### [DIRECTIONS]
Your task is to copy the lines from the line containing "Read all visible content and emit it as JSON." through the end of the listing below, both included, without any pictures.

◆ ◆ ◆ ◆

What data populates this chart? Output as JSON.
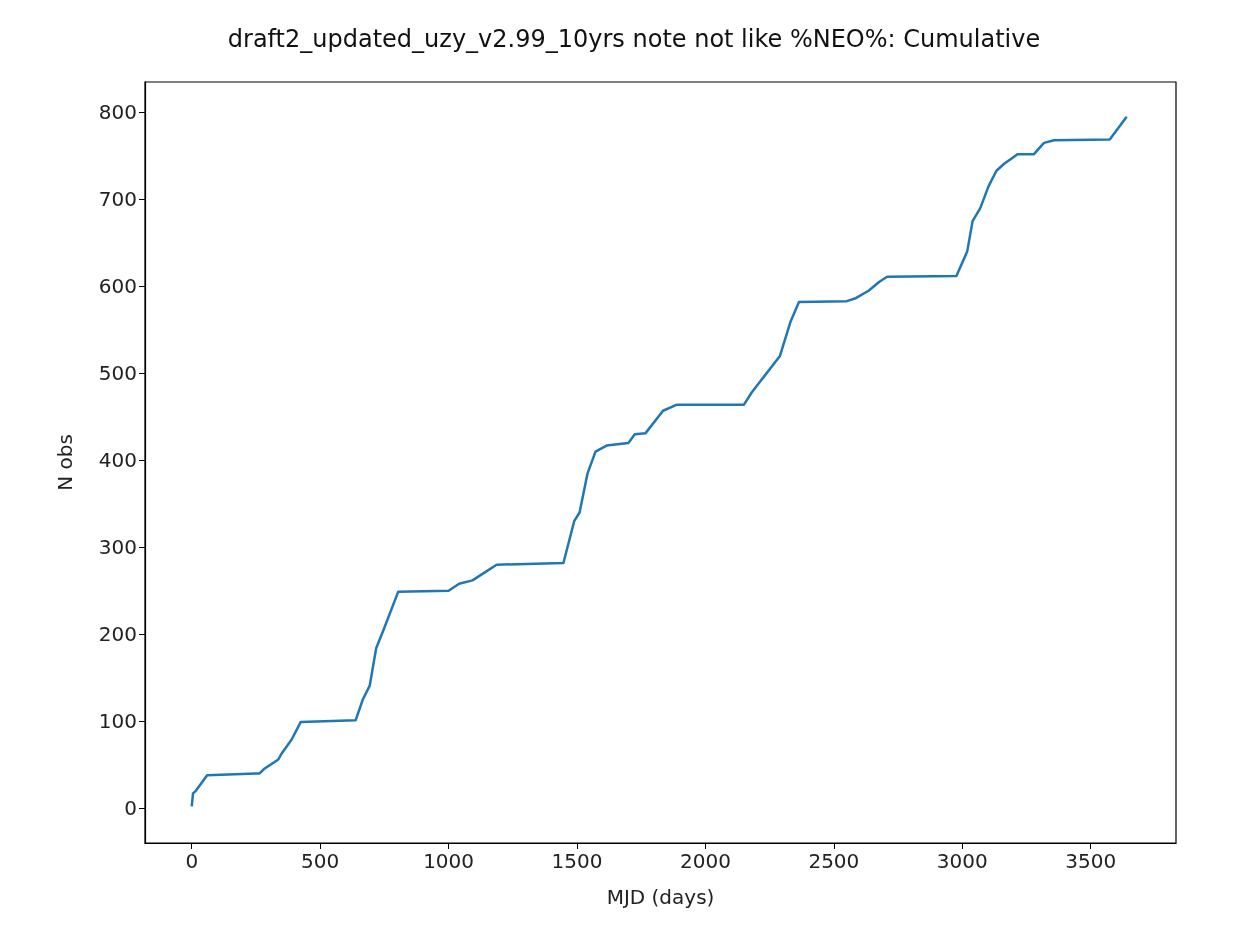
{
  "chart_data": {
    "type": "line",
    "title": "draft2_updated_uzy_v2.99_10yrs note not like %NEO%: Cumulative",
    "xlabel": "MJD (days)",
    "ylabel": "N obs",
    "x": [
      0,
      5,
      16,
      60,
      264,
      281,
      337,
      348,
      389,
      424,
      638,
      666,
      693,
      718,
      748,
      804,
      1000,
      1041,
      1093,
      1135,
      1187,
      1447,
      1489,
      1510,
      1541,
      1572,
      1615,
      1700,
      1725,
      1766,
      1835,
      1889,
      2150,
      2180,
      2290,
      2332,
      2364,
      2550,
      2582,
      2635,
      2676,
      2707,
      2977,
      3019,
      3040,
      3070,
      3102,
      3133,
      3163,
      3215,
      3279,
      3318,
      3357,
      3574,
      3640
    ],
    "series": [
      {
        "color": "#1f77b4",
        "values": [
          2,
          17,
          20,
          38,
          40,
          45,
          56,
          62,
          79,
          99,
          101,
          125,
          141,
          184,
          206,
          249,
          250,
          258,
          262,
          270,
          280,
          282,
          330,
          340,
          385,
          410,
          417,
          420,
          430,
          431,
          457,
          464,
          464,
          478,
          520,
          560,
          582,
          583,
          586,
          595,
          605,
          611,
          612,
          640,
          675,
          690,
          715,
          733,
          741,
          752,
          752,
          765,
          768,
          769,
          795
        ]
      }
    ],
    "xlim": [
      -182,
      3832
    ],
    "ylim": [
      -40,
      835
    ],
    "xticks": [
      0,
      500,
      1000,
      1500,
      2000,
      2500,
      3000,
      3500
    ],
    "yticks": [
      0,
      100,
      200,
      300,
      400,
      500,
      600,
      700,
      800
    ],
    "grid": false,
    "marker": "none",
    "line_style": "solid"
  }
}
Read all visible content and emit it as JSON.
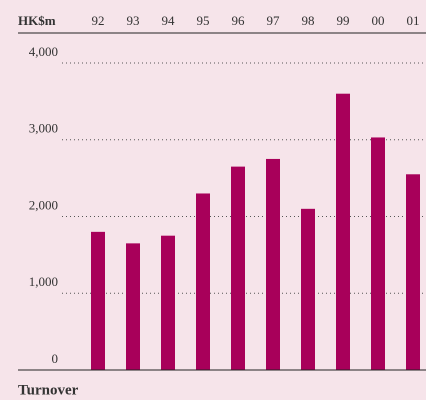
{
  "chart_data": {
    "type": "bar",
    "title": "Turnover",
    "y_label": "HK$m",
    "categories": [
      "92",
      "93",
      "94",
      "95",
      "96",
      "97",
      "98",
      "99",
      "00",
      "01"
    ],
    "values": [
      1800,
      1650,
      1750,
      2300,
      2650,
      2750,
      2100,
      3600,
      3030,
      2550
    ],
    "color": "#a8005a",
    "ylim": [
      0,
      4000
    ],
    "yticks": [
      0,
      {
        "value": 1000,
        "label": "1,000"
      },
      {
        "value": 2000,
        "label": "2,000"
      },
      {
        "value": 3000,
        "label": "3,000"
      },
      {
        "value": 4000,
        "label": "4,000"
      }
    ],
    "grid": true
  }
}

◆ ◆ ◆ ◆

### [EXERCISE ANSWER]
Read all visible content and emit it as JSON.
{
  "chart_data": {
    "type": "bar",
    "title": "Turnover",
    "y_label": "HK$m",
    "categories": [
      "92",
      "93",
      "94",
      "95",
      "96",
      "97",
      "98",
      "99",
      "00",
      "01"
    ],
    "values": [
      1800,
      1650,
      1750,
      2300,
      2650,
      2750,
      2100,
      3600,
      3030,
      2550
    ],
    "color": "#a8005a",
    "ylim": [
      0,
      4000
    ],
    "yticks": [
      0,
      {
        "value": 1000,
        "label": "1,000"
      },
      {
        "value": 2000,
        "label": "2,000"
      },
      {
        "value": 3000,
        "label": "3,000"
      },
      {
        "value": 4000,
        "label": "4,000"
      }
    ],
    "grid": true
  }
}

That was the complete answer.